◆ **Task to carry out**
Can you retype the material below, starting at the line containing "air-conditioner-illustration — [253, 785, 693, 1010]" and ending with the line containing "drain-hose-label: Drain hose", including both of those lines and leaving every line unchanged?

◆ **Data to process**

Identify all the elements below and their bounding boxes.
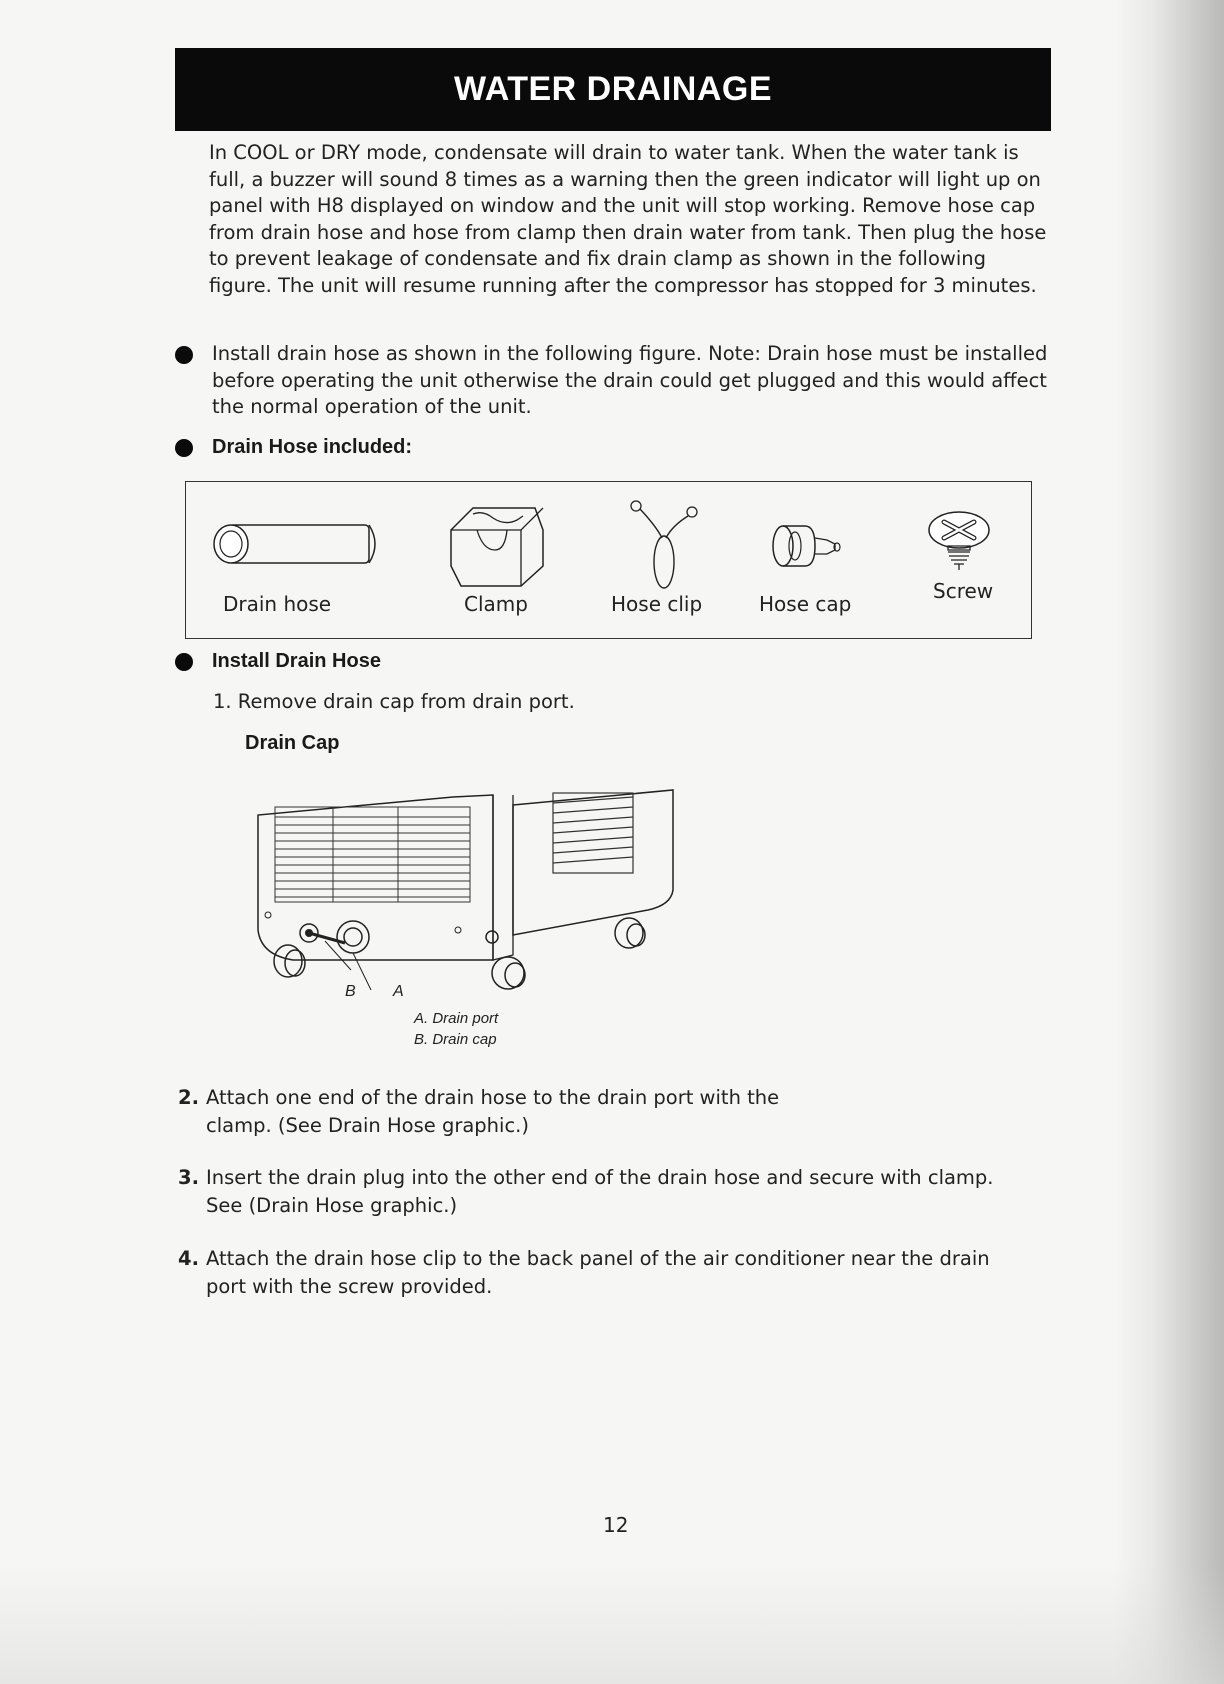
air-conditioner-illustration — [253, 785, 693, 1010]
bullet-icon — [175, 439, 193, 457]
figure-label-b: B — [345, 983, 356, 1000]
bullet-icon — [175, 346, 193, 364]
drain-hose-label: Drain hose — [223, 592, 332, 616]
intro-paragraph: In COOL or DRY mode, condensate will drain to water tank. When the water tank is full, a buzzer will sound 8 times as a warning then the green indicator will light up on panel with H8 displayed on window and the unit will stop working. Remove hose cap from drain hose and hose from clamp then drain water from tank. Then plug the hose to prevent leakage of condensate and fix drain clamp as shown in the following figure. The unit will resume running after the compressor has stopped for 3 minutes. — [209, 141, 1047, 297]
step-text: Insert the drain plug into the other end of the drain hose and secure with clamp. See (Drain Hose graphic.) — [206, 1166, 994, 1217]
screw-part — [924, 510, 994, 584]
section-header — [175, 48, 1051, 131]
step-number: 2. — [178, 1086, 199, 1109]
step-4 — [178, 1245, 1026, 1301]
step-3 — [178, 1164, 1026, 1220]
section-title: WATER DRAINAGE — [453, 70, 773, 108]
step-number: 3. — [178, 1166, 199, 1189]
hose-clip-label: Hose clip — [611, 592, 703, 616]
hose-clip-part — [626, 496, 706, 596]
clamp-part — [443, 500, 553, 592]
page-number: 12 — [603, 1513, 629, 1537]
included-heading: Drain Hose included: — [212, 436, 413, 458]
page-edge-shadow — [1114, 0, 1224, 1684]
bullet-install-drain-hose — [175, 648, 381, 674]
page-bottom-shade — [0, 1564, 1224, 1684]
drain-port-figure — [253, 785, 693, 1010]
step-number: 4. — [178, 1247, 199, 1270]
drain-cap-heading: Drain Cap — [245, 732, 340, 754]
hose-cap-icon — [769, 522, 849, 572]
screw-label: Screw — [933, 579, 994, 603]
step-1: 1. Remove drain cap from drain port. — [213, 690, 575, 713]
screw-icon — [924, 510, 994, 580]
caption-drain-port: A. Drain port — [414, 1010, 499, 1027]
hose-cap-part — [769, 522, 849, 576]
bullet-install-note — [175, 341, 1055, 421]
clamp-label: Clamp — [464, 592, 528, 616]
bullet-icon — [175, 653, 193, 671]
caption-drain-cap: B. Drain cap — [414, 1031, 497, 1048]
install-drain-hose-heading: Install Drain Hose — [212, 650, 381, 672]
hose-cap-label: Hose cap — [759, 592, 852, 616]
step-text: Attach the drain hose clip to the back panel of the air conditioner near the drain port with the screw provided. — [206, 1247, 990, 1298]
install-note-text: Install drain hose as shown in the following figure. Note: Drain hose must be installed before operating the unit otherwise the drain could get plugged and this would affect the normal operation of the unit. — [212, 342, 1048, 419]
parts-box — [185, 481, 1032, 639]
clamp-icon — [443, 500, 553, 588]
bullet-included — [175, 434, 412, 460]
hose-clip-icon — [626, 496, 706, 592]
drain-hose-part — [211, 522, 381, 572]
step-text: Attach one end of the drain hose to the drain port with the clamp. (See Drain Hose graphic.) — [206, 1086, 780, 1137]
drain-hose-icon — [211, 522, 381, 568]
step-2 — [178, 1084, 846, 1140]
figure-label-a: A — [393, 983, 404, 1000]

--

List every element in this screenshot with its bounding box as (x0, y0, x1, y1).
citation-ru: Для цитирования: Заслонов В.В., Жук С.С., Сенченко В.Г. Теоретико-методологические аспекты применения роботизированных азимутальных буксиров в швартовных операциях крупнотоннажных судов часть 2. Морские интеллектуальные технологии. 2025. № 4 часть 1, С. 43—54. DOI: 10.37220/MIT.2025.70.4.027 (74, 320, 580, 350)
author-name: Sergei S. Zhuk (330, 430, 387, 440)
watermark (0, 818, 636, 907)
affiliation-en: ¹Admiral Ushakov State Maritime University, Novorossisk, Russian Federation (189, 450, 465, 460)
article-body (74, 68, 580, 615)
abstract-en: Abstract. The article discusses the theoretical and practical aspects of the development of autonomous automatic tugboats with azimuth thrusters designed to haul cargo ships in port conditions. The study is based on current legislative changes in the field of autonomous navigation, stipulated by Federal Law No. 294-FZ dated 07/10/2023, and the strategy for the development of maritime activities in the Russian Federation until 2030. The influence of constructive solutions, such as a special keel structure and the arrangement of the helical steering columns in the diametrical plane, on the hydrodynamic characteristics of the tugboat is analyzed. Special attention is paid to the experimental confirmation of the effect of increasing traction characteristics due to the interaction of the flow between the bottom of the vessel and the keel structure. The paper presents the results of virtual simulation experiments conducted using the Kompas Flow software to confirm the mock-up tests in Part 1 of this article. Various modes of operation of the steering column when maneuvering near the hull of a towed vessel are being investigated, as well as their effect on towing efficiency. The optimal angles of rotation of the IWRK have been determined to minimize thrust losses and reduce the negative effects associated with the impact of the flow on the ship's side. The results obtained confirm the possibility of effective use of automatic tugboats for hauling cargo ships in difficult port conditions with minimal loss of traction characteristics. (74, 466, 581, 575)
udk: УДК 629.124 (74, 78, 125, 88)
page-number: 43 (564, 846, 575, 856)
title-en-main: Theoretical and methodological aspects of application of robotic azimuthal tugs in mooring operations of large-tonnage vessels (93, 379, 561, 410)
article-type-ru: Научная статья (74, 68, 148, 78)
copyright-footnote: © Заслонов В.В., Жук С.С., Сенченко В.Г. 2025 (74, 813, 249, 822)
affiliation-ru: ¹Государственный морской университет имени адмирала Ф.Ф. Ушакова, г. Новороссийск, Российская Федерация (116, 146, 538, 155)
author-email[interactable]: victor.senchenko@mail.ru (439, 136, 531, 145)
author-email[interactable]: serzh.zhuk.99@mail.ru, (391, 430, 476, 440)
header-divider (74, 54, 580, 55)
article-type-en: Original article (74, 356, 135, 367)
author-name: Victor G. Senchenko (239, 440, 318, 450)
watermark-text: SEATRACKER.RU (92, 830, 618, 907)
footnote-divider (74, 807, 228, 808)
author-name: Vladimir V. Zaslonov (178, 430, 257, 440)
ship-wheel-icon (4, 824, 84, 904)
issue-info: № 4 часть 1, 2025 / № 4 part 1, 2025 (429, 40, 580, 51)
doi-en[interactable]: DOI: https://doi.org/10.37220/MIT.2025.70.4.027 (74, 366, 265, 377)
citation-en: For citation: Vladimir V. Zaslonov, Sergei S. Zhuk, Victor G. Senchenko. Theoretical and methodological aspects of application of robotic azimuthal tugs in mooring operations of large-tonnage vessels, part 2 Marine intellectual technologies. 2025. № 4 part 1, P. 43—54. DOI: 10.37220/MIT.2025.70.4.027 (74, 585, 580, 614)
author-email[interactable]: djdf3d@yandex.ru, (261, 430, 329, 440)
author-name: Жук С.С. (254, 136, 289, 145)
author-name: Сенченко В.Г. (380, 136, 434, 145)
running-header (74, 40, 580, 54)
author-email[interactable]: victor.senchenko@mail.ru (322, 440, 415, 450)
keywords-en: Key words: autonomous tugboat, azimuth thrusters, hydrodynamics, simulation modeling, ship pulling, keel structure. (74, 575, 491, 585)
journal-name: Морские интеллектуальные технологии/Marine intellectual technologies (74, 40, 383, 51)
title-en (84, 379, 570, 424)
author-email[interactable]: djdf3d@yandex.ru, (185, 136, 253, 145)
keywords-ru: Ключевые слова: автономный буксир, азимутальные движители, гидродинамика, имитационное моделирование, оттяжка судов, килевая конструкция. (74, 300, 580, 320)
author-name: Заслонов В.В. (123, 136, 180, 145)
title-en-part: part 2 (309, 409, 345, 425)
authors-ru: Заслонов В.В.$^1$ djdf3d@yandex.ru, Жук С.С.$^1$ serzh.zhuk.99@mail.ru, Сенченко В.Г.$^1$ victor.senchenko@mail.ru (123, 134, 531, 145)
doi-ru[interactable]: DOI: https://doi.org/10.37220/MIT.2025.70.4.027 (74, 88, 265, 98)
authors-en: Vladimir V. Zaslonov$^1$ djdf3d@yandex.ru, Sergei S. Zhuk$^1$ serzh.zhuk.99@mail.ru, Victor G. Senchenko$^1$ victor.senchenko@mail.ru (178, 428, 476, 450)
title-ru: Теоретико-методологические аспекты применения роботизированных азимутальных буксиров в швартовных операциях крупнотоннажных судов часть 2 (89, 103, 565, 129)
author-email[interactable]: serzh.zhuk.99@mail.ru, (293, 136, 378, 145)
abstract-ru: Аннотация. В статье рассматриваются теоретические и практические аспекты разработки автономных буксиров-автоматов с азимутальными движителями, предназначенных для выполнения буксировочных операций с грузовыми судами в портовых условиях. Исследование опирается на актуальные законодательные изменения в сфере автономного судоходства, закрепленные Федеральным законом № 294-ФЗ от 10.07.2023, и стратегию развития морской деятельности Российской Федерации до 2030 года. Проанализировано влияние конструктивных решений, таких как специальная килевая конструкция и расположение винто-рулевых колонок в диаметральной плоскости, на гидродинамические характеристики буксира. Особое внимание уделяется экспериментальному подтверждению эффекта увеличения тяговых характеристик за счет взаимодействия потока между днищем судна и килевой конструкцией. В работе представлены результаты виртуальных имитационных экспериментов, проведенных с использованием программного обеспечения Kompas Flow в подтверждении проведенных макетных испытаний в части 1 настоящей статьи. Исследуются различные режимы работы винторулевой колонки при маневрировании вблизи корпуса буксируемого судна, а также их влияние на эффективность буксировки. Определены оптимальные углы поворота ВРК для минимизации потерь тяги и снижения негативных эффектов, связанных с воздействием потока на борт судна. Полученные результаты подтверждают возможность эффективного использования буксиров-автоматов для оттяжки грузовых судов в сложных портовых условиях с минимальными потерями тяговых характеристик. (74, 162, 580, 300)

◆ **Completed exercise**
air-conditioner-illustration — [253, 785, 693, 1010]
bullet-icon — [175, 439, 193, 457]
figure-label-b: B — [345, 983, 356, 1000]
bullet-icon — [175, 346, 193, 364]
drain-hose-label: Drain hose — [223, 592, 332, 616]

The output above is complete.